Source records:
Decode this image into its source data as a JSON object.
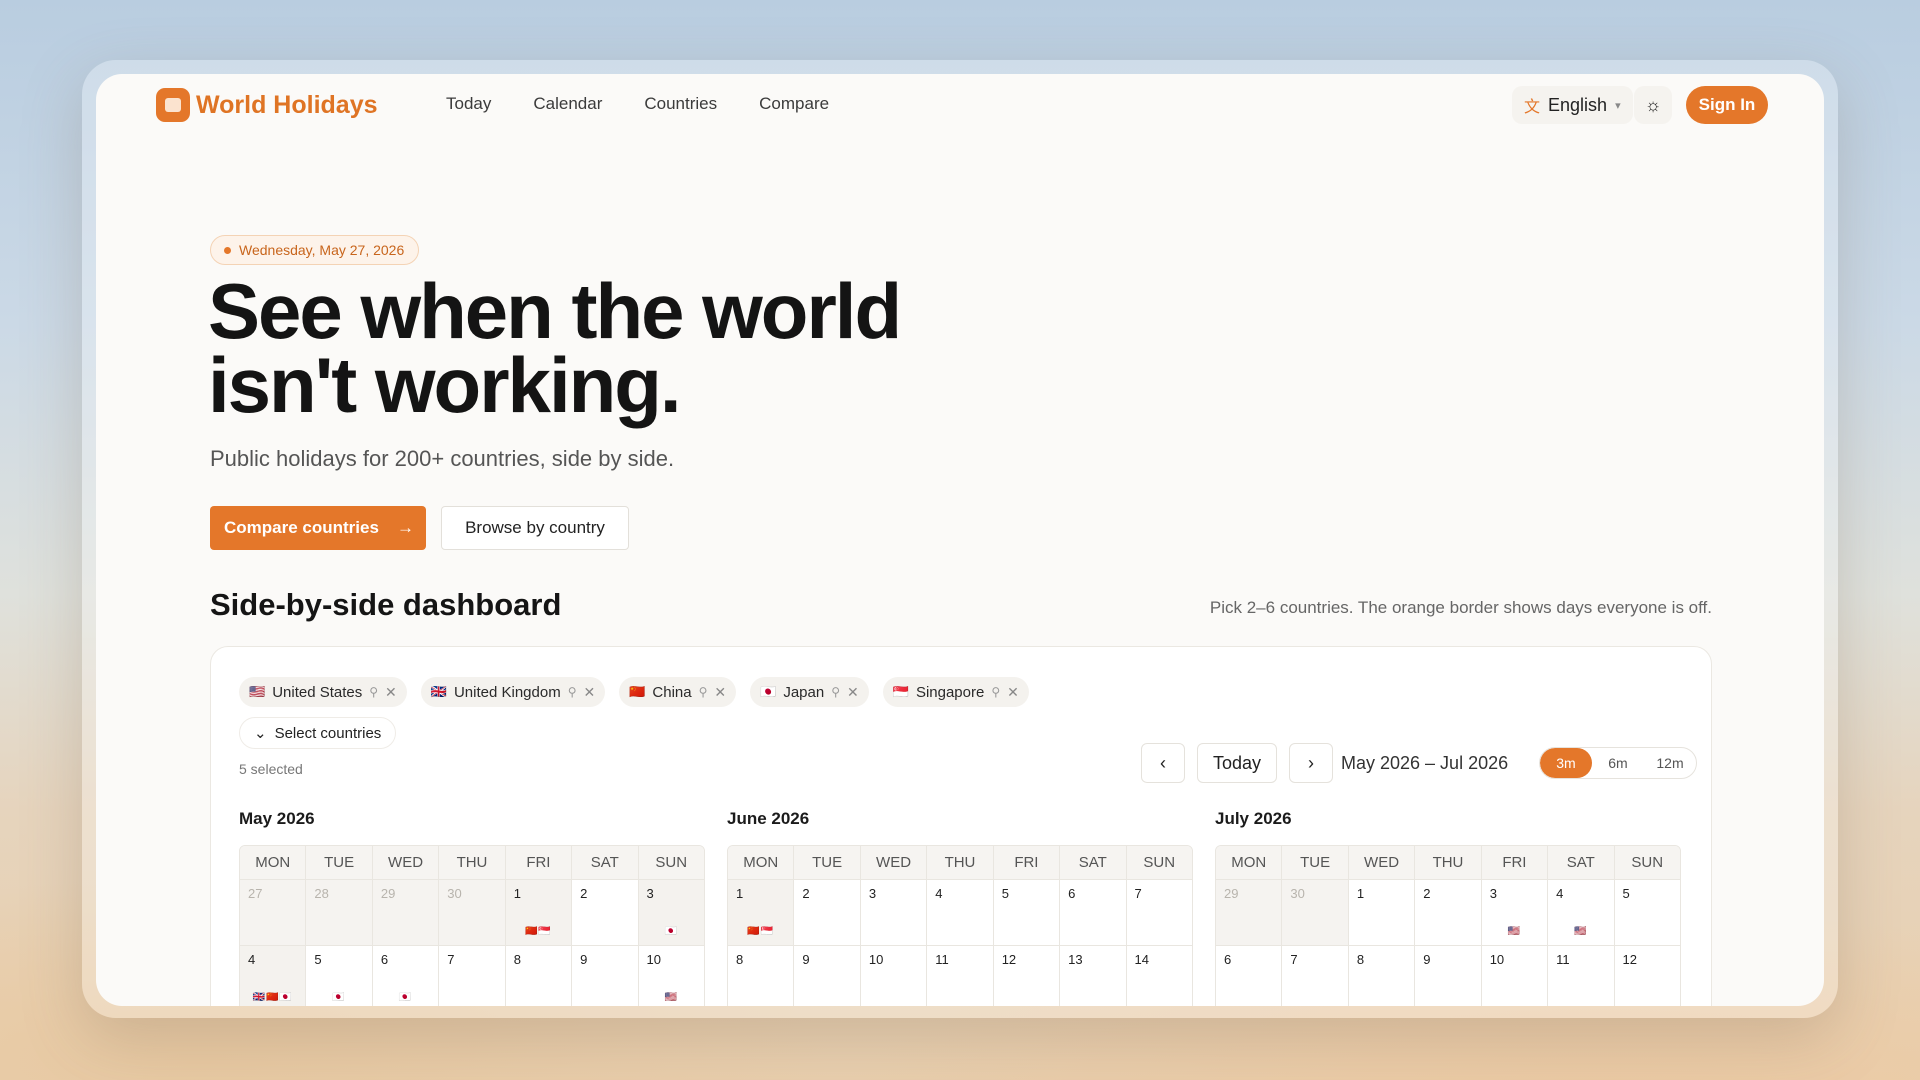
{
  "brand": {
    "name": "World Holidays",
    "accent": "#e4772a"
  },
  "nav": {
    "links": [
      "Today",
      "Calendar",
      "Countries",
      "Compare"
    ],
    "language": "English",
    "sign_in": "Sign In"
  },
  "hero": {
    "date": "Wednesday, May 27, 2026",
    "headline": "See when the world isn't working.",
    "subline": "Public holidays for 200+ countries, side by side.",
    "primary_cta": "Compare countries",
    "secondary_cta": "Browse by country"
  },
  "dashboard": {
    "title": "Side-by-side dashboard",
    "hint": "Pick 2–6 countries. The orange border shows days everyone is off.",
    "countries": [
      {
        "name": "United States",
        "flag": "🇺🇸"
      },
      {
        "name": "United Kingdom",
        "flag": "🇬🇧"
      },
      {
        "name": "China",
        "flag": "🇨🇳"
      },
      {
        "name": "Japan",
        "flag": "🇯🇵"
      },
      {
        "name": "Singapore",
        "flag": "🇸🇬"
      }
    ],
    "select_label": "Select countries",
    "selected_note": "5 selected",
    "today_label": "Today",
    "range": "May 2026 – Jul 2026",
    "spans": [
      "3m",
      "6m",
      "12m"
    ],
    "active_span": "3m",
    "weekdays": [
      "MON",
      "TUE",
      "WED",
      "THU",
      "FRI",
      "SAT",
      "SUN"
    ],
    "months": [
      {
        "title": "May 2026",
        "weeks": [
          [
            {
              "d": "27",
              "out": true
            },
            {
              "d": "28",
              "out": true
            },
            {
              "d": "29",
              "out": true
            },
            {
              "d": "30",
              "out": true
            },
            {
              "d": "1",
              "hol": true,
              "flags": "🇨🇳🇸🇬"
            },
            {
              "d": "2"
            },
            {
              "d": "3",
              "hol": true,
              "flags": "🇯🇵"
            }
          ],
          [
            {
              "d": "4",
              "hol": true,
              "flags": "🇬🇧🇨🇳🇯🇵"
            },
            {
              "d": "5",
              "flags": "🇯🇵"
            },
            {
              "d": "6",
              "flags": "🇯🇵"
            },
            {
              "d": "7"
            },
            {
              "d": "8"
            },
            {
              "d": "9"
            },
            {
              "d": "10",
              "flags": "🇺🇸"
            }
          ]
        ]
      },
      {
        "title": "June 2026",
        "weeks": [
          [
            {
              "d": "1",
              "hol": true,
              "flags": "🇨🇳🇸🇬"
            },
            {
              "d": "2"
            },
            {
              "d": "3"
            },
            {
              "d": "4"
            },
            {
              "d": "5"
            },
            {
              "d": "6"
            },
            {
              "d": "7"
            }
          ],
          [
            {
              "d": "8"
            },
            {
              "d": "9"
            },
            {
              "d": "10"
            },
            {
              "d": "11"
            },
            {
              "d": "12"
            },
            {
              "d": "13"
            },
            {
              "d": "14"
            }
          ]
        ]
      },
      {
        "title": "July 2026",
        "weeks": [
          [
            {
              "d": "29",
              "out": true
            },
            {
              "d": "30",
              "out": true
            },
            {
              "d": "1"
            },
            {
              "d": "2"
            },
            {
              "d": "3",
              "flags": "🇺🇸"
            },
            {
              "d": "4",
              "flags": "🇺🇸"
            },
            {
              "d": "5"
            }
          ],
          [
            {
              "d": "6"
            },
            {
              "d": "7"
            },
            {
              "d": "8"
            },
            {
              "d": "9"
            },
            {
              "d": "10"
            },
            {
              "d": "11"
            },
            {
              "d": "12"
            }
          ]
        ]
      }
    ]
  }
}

What the task requires: Reproduce the material above in full and without alteration, but skip all pictures.

Expected output:
Decode this image into its source data as a JSON object.
{
  "brand": {
    "name": "World Holidays",
    "accent": "#e4772a"
  },
  "nav": {
    "links": [
      "Today",
      "Calendar",
      "Countries",
      "Compare"
    ],
    "language": "English",
    "sign_in": "Sign In"
  },
  "hero": {
    "date": "Wednesday, May 27, 2026",
    "headline": "See when the world isn't working.",
    "subline": "Public holidays for 200+ countries, side by side.",
    "primary_cta": "Compare countries",
    "secondary_cta": "Browse by country"
  },
  "dashboard": {
    "title": "Side-by-side dashboard",
    "hint": "Pick 2–6 countries. The orange border shows days everyone is off.",
    "countries": [
      {
        "name": "United States",
        "flag": "🇺🇸"
      },
      {
        "name": "United Kingdom",
        "flag": "🇬🇧"
      },
      {
        "name": "China",
        "flag": "🇨🇳"
      },
      {
        "name": "Japan",
        "flag": "🇯🇵"
      },
      {
        "name": "Singapore",
        "flag": "🇸🇬"
      }
    ],
    "select_label": "Select countries",
    "selected_note": "5 selected",
    "today_label": "Today",
    "range": "May 2026 – Jul 2026",
    "spans": [
      "3m",
      "6m",
      "12m"
    ],
    "active_span": "3m",
    "weekdays": [
      "MON",
      "TUE",
      "WED",
      "THU",
      "FRI",
      "SAT",
      "SUN"
    ],
    "months": [
      {
        "title": "May 2026",
        "weeks": [
          [
            {
              "d": "27",
              "out": true
            },
            {
              "d": "28",
              "out": true
            },
            {
              "d": "29",
              "out": true
            },
            {
              "d": "30",
              "out": true
            },
            {
              "d": "1",
              "hol": true,
              "flags": "🇨🇳🇸🇬"
            },
            {
              "d": "2"
            },
            {
              "d": "3",
              "hol": true,
              "flags": "🇯🇵"
            }
          ],
          [
            {
              "d": "4",
              "hol": true,
              "flags": "🇬🇧🇨🇳🇯🇵"
            },
            {
              "d": "5",
              "flags": "🇯🇵"
            },
            {
              "d": "6",
              "flags": "🇯🇵"
            },
            {
              "d": "7"
            },
            {
              "d": "8"
            },
            {
              "d": "9"
            },
            {
              "d": "10",
              "flags": "🇺🇸"
            }
          ]
        ]
      },
      {
        "title": "June 2026",
        "weeks": [
          [
            {
              "d": "1",
              "hol": true,
              "flags": "🇨🇳🇸🇬"
            },
            {
              "d": "2"
            },
            {
              "d": "3"
            },
            {
              "d": "4"
            },
            {
              "d": "5"
            },
            {
              "d": "6"
            },
            {
              "d": "7"
            }
          ],
          [
            {
              "d": "8"
            },
            {
              "d": "9"
            },
            {
              "d": "10"
            },
            {
              "d": "11"
            },
            {
              "d": "12"
            },
            {
              "d": "13"
            },
            {
              "d": "14"
            }
          ]
        ]
      },
      {
        "title": "July 2026",
        "weeks": [
          [
            {
              "d": "29",
              "out": true
            },
            {
              "d": "30",
              "out": true
            },
            {
              "d": "1"
            },
            {
              "d": "2"
            },
            {
              "d": "3",
              "flags": "🇺🇸"
            },
            {
              "d": "4",
              "flags": "🇺🇸"
            },
            {
              "d": "5"
            }
          ],
          [
            {
              "d": "6"
            },
            {
              "d": "7"
            },
            {
              "d": "8"
            },
            {
              "d": "9"
            },
            {
              "d": "10"
            },
            {
              "d": "11"
            },
            {
              "d": "12"
            }
          ]
        ]
      }
    ]
  }
}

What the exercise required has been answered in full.